━━ GIVEN RECORDS ━━

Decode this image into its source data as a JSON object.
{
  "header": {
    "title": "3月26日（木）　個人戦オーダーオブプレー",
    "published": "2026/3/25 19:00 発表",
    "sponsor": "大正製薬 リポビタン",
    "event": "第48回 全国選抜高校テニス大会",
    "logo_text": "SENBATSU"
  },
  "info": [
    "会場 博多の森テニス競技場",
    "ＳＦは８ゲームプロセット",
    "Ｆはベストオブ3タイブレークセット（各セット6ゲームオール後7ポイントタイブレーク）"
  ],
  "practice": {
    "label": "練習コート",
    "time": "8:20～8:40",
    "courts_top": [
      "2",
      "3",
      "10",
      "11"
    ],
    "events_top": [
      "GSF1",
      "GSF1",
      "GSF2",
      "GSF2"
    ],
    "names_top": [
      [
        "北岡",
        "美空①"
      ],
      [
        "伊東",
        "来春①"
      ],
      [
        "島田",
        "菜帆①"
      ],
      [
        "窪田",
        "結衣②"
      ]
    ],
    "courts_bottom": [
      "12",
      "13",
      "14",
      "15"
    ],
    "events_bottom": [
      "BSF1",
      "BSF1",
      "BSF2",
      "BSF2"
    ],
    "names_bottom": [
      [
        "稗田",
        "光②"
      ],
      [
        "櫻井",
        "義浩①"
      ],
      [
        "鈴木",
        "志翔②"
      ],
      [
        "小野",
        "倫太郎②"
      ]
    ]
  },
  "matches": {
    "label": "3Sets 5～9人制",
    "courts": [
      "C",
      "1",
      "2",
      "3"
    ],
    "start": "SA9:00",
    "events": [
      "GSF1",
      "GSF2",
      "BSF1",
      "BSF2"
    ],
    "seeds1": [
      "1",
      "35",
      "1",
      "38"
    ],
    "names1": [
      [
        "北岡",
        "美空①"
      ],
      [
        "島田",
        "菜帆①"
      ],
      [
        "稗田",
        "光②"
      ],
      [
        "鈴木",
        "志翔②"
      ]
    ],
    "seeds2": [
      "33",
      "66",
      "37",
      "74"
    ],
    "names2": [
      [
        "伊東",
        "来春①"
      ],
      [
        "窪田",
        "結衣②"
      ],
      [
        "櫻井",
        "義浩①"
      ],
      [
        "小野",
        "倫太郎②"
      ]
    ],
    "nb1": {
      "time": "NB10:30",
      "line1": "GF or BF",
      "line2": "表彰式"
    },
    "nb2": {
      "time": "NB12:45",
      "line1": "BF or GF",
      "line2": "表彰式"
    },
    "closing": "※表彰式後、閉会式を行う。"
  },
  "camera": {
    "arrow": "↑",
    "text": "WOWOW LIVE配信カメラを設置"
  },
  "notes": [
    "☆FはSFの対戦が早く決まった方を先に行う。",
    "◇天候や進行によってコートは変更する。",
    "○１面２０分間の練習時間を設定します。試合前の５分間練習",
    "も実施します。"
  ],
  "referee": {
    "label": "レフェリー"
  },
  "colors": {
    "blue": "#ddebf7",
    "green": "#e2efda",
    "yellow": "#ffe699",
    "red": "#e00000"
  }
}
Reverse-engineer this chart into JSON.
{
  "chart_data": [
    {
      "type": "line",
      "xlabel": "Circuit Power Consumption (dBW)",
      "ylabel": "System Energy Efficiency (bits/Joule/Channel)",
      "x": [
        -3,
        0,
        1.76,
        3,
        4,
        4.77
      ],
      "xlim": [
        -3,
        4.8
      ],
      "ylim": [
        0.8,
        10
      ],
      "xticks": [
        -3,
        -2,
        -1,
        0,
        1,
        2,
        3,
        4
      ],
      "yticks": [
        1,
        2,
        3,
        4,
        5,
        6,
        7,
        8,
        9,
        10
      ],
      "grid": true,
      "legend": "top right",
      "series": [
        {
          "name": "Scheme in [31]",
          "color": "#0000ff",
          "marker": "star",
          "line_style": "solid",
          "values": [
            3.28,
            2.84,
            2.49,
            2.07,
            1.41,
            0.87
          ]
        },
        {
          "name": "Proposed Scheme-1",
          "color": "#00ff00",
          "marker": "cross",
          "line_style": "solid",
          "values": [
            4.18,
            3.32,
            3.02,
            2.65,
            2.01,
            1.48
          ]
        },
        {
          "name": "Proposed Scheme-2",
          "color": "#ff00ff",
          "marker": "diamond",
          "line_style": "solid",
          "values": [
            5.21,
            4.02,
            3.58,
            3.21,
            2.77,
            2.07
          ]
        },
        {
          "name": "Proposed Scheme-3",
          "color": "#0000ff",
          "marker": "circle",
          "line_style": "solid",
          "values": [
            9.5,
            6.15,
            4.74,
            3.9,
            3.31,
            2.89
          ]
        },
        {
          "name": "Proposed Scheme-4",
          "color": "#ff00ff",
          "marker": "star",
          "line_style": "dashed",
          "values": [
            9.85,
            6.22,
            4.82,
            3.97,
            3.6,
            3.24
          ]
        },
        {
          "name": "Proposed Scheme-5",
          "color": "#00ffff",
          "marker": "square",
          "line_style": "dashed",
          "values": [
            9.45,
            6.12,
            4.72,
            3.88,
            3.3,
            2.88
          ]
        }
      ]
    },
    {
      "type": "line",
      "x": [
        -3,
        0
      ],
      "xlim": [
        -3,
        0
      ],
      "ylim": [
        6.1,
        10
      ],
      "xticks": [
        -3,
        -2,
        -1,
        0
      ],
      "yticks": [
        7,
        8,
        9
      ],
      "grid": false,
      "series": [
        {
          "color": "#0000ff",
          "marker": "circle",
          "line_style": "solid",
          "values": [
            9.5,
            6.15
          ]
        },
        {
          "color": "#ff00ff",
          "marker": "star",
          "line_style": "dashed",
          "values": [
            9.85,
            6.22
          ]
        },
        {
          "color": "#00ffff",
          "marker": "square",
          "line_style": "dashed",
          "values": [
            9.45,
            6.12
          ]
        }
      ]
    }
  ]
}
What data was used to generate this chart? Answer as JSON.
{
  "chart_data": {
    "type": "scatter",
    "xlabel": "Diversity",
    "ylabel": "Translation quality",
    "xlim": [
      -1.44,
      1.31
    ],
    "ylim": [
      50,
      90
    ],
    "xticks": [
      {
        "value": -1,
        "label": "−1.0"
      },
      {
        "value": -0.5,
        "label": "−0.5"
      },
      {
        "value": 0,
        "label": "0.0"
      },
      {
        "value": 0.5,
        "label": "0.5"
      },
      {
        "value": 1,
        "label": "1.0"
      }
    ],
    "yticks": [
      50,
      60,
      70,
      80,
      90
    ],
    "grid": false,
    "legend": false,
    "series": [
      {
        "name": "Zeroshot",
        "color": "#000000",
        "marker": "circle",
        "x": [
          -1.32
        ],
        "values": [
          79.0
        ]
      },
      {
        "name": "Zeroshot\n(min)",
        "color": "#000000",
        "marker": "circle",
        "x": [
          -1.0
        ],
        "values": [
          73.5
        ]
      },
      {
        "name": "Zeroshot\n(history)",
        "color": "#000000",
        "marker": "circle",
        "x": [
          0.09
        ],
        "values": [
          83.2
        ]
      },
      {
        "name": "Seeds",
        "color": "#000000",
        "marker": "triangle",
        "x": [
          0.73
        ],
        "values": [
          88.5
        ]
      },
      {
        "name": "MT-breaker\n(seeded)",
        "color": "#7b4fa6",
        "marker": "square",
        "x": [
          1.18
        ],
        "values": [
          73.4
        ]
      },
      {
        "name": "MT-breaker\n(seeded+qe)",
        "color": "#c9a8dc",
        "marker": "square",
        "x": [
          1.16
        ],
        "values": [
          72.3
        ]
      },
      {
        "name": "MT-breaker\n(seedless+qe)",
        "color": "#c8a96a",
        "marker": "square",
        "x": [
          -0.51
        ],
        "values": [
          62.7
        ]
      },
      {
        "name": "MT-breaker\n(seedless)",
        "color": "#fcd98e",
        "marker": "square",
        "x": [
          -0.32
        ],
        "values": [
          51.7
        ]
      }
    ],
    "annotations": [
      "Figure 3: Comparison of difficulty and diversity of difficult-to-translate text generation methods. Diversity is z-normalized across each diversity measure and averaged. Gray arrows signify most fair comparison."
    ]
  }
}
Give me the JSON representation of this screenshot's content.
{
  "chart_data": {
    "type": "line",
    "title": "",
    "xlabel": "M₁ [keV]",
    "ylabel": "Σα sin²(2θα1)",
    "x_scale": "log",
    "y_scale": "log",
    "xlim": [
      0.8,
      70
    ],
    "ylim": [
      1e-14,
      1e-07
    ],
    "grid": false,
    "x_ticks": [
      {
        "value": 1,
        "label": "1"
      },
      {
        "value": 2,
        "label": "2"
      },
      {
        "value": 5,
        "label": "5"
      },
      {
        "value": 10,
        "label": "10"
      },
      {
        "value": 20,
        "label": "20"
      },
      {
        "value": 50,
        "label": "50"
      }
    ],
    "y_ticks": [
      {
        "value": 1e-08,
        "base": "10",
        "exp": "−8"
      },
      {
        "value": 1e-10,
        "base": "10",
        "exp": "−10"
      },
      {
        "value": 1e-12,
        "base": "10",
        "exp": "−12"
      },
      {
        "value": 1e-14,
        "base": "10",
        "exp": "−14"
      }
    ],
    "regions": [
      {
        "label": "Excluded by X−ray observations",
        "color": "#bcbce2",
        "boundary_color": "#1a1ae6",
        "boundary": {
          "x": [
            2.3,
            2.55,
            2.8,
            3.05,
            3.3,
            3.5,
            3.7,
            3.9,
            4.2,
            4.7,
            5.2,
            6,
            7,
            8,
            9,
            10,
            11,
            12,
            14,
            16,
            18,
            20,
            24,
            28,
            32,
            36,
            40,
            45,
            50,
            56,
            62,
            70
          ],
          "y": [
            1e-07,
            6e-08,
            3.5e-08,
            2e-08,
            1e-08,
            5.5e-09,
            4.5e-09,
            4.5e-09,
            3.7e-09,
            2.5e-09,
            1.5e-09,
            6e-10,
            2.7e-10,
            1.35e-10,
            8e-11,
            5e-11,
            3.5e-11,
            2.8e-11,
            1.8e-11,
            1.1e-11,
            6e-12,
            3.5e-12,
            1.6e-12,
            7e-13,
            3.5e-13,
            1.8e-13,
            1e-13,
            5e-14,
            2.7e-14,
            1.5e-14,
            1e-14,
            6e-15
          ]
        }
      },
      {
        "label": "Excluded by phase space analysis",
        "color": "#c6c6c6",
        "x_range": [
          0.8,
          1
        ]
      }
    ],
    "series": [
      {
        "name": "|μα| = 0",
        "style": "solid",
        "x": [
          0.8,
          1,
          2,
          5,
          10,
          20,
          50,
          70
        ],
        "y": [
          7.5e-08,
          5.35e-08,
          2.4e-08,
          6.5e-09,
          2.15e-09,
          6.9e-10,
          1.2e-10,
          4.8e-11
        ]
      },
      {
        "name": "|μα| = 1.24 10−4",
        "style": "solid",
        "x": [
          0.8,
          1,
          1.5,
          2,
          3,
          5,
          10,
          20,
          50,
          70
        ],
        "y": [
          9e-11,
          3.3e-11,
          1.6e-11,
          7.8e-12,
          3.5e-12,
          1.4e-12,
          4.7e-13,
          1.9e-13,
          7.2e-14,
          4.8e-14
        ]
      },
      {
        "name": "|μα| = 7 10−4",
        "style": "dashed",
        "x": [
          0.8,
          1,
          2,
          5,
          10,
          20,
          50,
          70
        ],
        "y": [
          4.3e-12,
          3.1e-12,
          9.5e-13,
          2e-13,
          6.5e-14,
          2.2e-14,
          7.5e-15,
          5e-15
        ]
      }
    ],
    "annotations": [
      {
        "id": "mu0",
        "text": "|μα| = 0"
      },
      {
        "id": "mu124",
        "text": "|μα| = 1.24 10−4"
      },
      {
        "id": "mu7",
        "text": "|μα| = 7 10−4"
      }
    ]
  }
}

━━━

## DIRECTIVE
Gather each line in the data that holds the string "seedless".

## TASK RESULT
        "name": "MT-breaker\n(seedless+qe)",
        "name": "MT-breaker\n(seedless)",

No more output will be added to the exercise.